Figure dataset records
::::

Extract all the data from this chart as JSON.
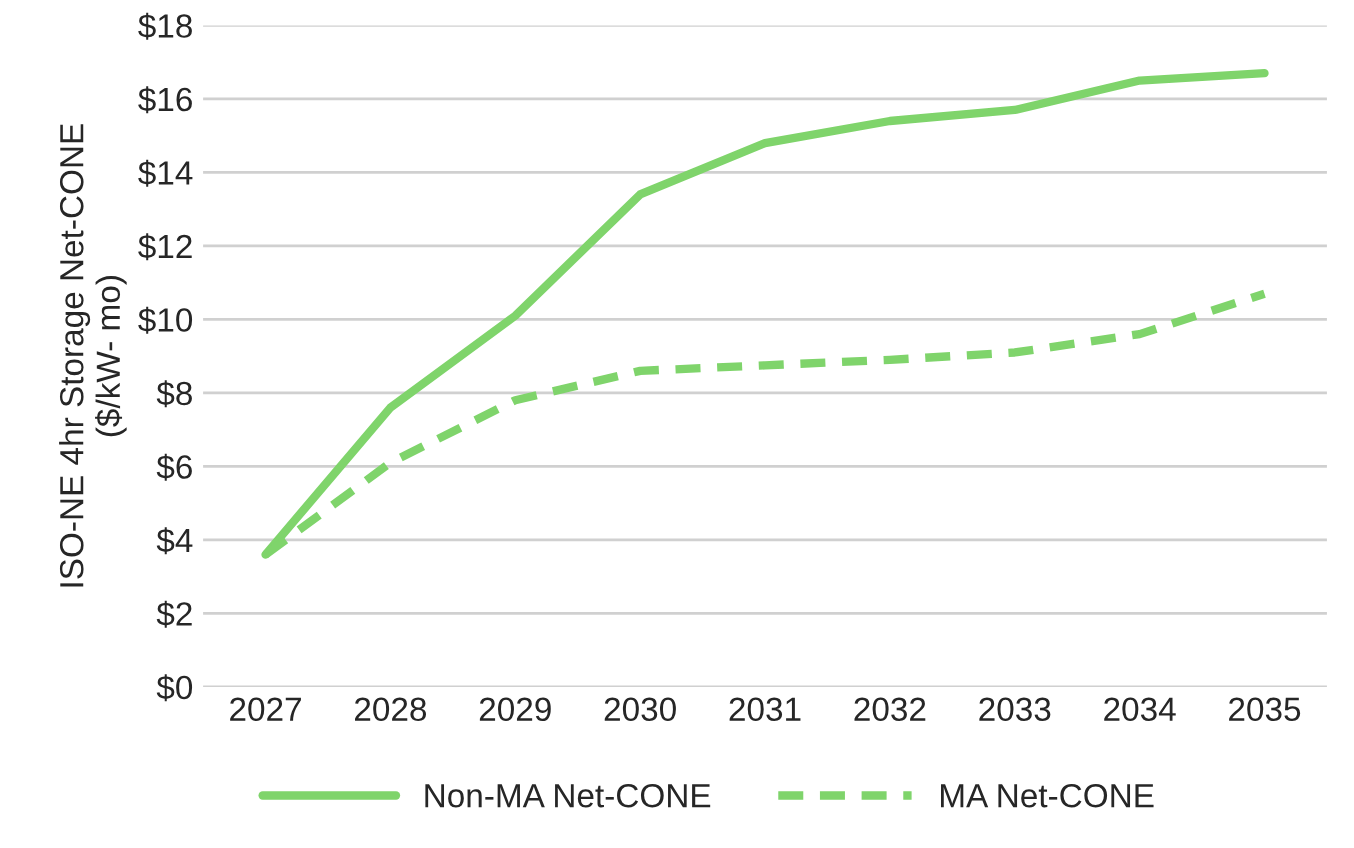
{
  "chart_data": {
    "type": "line",
    "ylabel": "ISO-NE 4hr Storage Net-CONE\n($/kW- mo)",
    "categories": [
      "2027",
      "2028",
      "2029",
      "2030",
      "2031",
      "2032",
      "2033",
      "2034",
      "2035"
    ],
    "series": [
      {
        "name": "Non-MA Net-CONE",
        "color": "#7fd46b",
        "line_style": "solid",
        "values": [
          3.6,
          7.6,
          10.1,
          13.4,
          14.8,
          15.4,
          15.7,
          16.5,
          16.7
        ]
      },
      {
        "name": "MA Net-CONE",
        "color": "#7fd46b",
        "line_style": "dashed",
        "values": [
          3.6,
          6.1,
          7.8,
          8.6,
          8.75,
          8.9,
          9.1,
          9.6,
          10.7
        ]
      }
    ],
    "ylim": [
      0,
      18
    ],
    "yticks": [
      {
        "value": 0,
        "label": "$0"
      },
      {
        "value": 2,
        "label": "$2"
      },
      {
        "value": 4,
        "label": "$4"
      },
      {
        "value": 6,
        "label": "$6"
      },
      {
        "value": 8,
        "label": "$8"
      },
      {
        "value": 10,
        "label": "$10"
      },
      {
        "value": 12,
        "label": "$12"
      },
      {
        "value": 14,
        "label": "$14"
      },
      {
        "value": 16,
        "label": "$16"
      },
      {
        "value": 18,
        "label": "$18"
      }
    ],
    "grid": "y",
    "legend": "bottom",
    "marker": "none"
  }
}
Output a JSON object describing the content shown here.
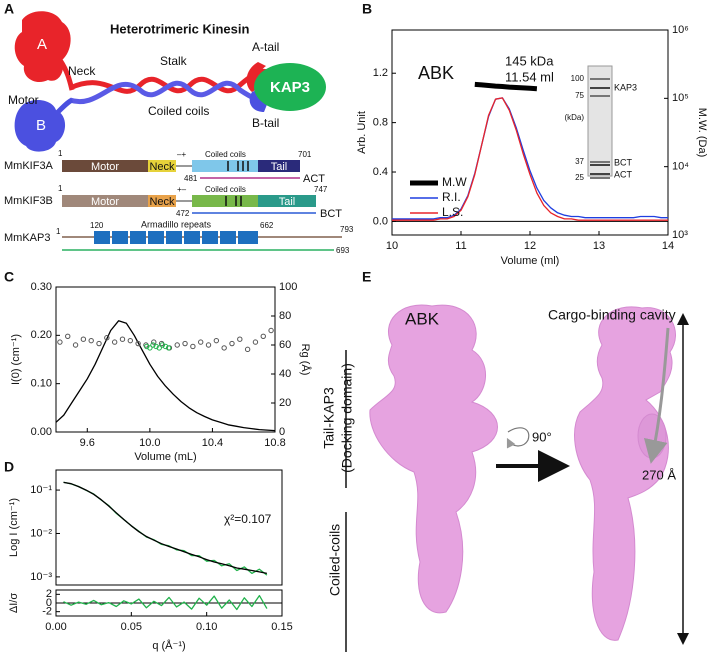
{
  "panel_labels": [
    "A",
    "B",
    "C",
    "D",
    "E"
  ],
  "panel_a": {
    "title": "Heterotrimeric Kinesin",
    "subunit_a": "A",
    "subunit_b": "B",
    "kap3": "KAP3",
    "a_tail": "A-tail",
    "b_tail": "B-tail",
    "motor": "Motor",
    "neck": "Neck",
    "stalk": "Stalk",
    "coiled_coils": "Coiled coils",
    "rows": [
      {
        "name": "MmKIF3A",
        "start": 1,
        "motor": "Motor",
        "neck": "Neck",
        "charge": "–+",
        "coiled": "Coiled coils",
        "tail": "Tail",
        "end": 701,
        "fragment_start": 481,
        "fragment": "ACT"
      },
      {
        "name": "MmKIF3B",
        "start": 1,
        "motor": "Motor",
        "neck": "Neck",
        "charge": "+–",
        "coiled": "Coiled coils",
        "tail": "Tail",
        "end": 747,
        "fragment_start": 472,
        "fragment": "BCT"
      },
      {
        "name": "MmKAP3",
        "start": 1,
        "repeat_start": 120,
        "repeats": "Armadillo repeats",
        "repeat_end": 662,
        "end": 793,
        "fragment_end": 693
      }
    ]
  },
  "gel": {
    "unit": "(kDa)",
    "markers": [
      100,
      75,
      37,
      25
    ],
    "bands": [
      "KAP3",
      "BCT",
      "ACT"
    ]
  },
  "chart_data": [
    {
      "type": "line",
      "x_label": "Volume (ml)",
      "y_label": "Arb. Unit",
      "y2_label": "M.W. (Da)",
      "annotations": [
        "ABK",
        "145 kDa",
        "11.54 ml"
      ],
      "legend": "left",
      "xlim": [
        10,
        14
      ],
      "xticks": [
        10,
        11,
        12,
        13,
        14
      ],
      "ylim": [
        -0.11,
        1.55
      ],
      "yticks": [
        {
          "value": 0,
          "label": "0.0"
        },
        0.4,
        0.8,
        1.2
      ],
      "y2lim": [
        1000,
        1000000
      ],
      "y2log": true,
      "y2ticks": [
        {
          "value": 1000,
          "label": "10³"
        },
        {
          "value": 10000,
          "label": "10⁴"
        },
        {
          "value": 100000,
          "label": "10⁵"
        },
        {
          "value": 1000000,
          "label": "10⁶"
        }
      ],
      "x": [
        10.0,
        10.1,
        10.2,
        10.3,
        10.4,
        10.5,
        10.6,
        10.7,
        10.8,
        10.9,
        11.0,
        11.1,
        11.2,
        11.3,
        11.4,
        11.5,
        11.6,
        11.7,
        11.8,
        11.9,
        12.0,
        12.1,
        12.2,
        12.3,
        12.4,
        12.5,
        12.6,
        12.7,
        12.8,
        12.9,
        13.0,
        13.1,
        13.2,
        13.3,
        13.4,
        13.5,
        13.6,
        13.7,
        13.8,
        13.9,
        14.0
      ],
      "series": [
        {
          "name": "M.W",
          "color": "#000000",
          "axis": "y2",
          "values": [
            null,
            null,
            null,
            null,
            null,
            null,
            null,
            null,
            null,
            null,
            null,
            null,
            160000,
            157000,
            154000,
            151000,
            149000,
            146000,
            144000,
            142000,
            140000,
            138000,
            null,
            null,
            null,
            null,
            null,
            null,
            null,
            null,
            null,
            null,
            null,
            null,
            null,
            null,
            null,
            null,
            null,
            null,
            null
          ]
        },
        {
          "name": "R.I.",
          "color": "#1f3fe0",
          "values": [
            0.02,
            0.02,
            0.02,
            0.02,
            0.02,
            0.02,
            0.02,
            0.03,
            0.03,
            0.05,
            0.1,
            0.21,
            0.39,
            0.62,
            0.85,
            0.99,
            1.0,
            0.91,
            0.76,
            0.58,
            0.41,
            0.27,
            0.17,
            0.11,
            0.07,
            0.05,
            0.04,
            0.04,
            0.03,
            0.03,
            0.03,
            0.03,
            0.03,
            0.03,
            0.03,
            0.03,
            0.04,
            0.04,
            0.04,
            0.03,
            0.03
          ]
        },
        {
          "name": "L.S.",
          "color": "#e8242a",
          "values": [
            0.01,
            0.01,
            0.01,
            0.01,
            0.01,
            0.01,
            0.01,
            0.02,
            0.02,
            0.04,
            0.09,
            0.2,
            0.38,
            0.62,
            0.86,
            0.99,
            1.0,
            0.9,
            0.74,
            0.55,
            0.38,
            0.23,
            0.13,
            0.07,
            0.04,
            0.02,
            0.02,
            0.01,
            0.01,
            0.01,
            0.01,
            0.01,
            0.01,
            0.01,
            0.01,
            0.01,
            0.01,
            0.01,
            0.01,
            0.01,
            0.01
          ]
        }
      ]
    },
    {
      "type": "line",
      "x_label": "Volume (mL)",
      "y_label": "I(0) (cm⁻¹)",
      "y2_label": "Rg (Å)",
      "xlim": [
        9.4,
        10.8
      ],
      "xticks": [
        9.6,
        {
          "value": 10,
          "label": "10.0"
        },
        10.4,
        10.8
      ],
      "ylim": [
        0,
        0.3
      ],
      "yticks": [
        {
          "value": 0,
          "label": "0.00"
        },
        {
          "value": 0.1,
          "label": "0.10"
        },
        {
          "value": 0.2,
          "label": "0.20"
        },
        {
          "value": 0.3,
          "label": "0.30"
        }
      ],
      "y2lim": [
        0,
        100
      ],
      "y2ticks": [
        0,
        20,
        40,
        60,
        80,
        100
      ],
      "x": [
        9.4,
        9.45,
        9.5,
        9.55,
        9.6,
        9.65,
        9.7,
        9.75,
        9.8,
        9.85,
        9.9,
        9.95,
        10.0,
        10.05,
        10.1,
        10.15,
        10.2,
        10.25,
        10.3,
        10.35,
        10.4,
        10.45,
        10.5,
        10.55,
        10.6,
        10.65,
        10.7,
        10.75,
        10.8
      ],
      "series": [
        {
          "color": "#000000",
          "values": [
            0.02,
            0.035,
            0.06,
            0.085,
            0.11,
            0.14,
            0.175,
            0.21,
            0.23,
            0.225,
            0.2,
            0.17,
            0.14,
            0.115,
            0.095,
            0.078,
            0.063,
            0.05,
            0.04,
            0.032,
            0.025,
            0.02,
            0.015,
            0.012,
            0.009,
            0.007,
            0.005,
            0.004,
            0.003
          ]
        },
        {
          "type": "scatter",
          "color": "#555555",
          "axis": "y2",
          "x": [
            9.425,
            9.475,
            9.525,
            9.575,
            9.625,
            9.675,
            9.725,
            9.775,
            9.825,
            9.875,
            9.925,
            9.975,
            10.025,
            10.075,
            10.125,
            10.175,
            10.225,
            10.275,
            10.325,
            10.375,
            10.425,
            10.475,
            10.525,
            10.575,
            10.625,
            10.675,
            10.725,
            10.775
          ],
          "values": [
            62,
            66,
            60,
            64,
            63,
            61,
            65,
            62,
            64,
            63,
            61,
            60,
            62,
            61,
            58,
            60,
            61,
            59,
            62,
            60,
            63,
            58,
            61,
            64,
            57,
            62,
            66,
            70
          ]
        },
        {
          "type": "scatter",
          "color": "#22b24c",
          "axis": "y2",
          "x": [
            9.98,
            10.0,
            10.02,
            10.04,
            10.06,
            10.08,
            10.1,
            10.12
          ],
          "values": [
            59,
            58,
            60,
            59,
            58,
            60,
            59,
            58
          ]
        }
      ]
    },
    {
      "type": "line",
      "y_label": "Log I (cm⁻¹)",
      "annotations": [
        "χ²=0.107"
      ],
      "xlim": [
        0,
        0.15
      ],
      "ylim": [
        0.00065,
        0.29
      ],
      "ylog": true,
      "yticks": [
        {
          "value": 0.1,
          "label": "10⁻¹"
        },
        {
          "value": 0.01,
          "label": "10⁻²"
        },
        {
          "value": 0.001,
          "label": "10⁻³"
        }
      ],
      "x": [
        0.005,
        0.01,
        0.015,
        0.02,
        0.025,
        0.03,
        0.035,
        0.04,
        0.045,
        0.05,
        0.055,
        0.06,
        0.065,
        0.07,
        0.075,
        0.08,
        0.085,
        0.09,
        0.095,
        0.1,
        0.105,
        0.11,
        0.115,
        0.12,
        0.125,
        0.13,
        0.135,
        0.14
      ],
      "series": [
        {
          "color": "#22b24c",
          "values": [
            0.152,
            0.139,
            0.121,
            0.099,
            0.081,
            0.059,
            0.044,
            0.029,
            0.021,
            0.015,
            0.0112,
            0.0083,
            0.0072,
            0.0056,
            0.0052,
            0.0042,
            0.004,
            0.0031,
            0.0031,
            0.0023,
            0.0024,
            0.0018,
            0.002,
            0.0014,
            0.0017,
            0.0012,
            0.0015,
            0.0011
          ]
        },
        {
          "color": "#000000",
          "values": [
            0.15,
            0.14,
            0.12,
            0.1,
            0.08,
            0.06,
            0.043,
            0.03,
            0.021,
            0.015,
            0.011,
            0.0085,
            0.007,
            0.0058,
            0.005,
            0.0044,
            0.0038,
            0.0033,
            0.0029,
            0.0025,
            0.0022,
            0.002,
            0.0018,
            0.0016,
            0.0015,
            0.0014,
            0.0013,
            0.0012
          ]
        }
      ]
    },
    {
      "type": "line",
      "x_label": "q (Å⁻¹)",
      "y_label": "ΔI/σ",
      "xlim": [
        0,
        0.15
      ],
      "xticks": [
        {
          "value": 0,
          "label": "0.00"
        },
        0.05,
        {
          "value": 0.1,
          "label": "0.10"
        },
        0.15
      ],
      "ylim": [
        -3,
        3
      ],
      "yticks": [
        2,
        0,
        -2
      ],
      "x": [
        0.005,
        0.01,
        0.015,
        0.02,
        0.025,
        0.03,
        0.035,
        0.04,
        0.045,
        0.05,
        0.055,
        0.06,
        0.065,
        0.07,
        0.075,
        0.08,
        0.085,
        0.09,
        0.095,
        0.1,
        0.105,
        0.11,
        0.115,
        0.12,
        0.125,
        0.13,
        0.135,
        0.14
      ],
      "series": [
        {
          "color": "#22b24c",
          "values": [
            0.3,
            -0.5,
            0.2,
            -0.3,
            0.6,
            -0.4,
            0.1,
            -0.8,
            0.5,
            -0.2,
            0.9,
            -1.1,
            0.4,
            -0.6,
            1.3,
            -0.9,
            0.2,
            -1.4,
            1.1,
            -0.5,
            1.6,
            -1.2,
            0.7,
            -1.5,
            1.2,
            -0.8,
            1.7,
            -1.3
          ]
        }
      ]
    }
  ],
  "panel_e": {
    "title": "ABK",
    "cavity": "Cargo-binding cavity",
    "docking": "Tail-KAP3",
    "docking_sub": "(Docking domain)",
    "coiled": "Coiled-coils",
    "rotation": "90°",
    "length": "270 Å"
  }
}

::::

• Task statement:
From the records given above, copy all lines containing "CONE".

• Response to this task:
    "ylabel": "ISO-NE 4hr Storage Net-CONE\n($/kW- mo)",
        "name": "Non-MA Net-CONE",
        "name": "MA Net-CONE",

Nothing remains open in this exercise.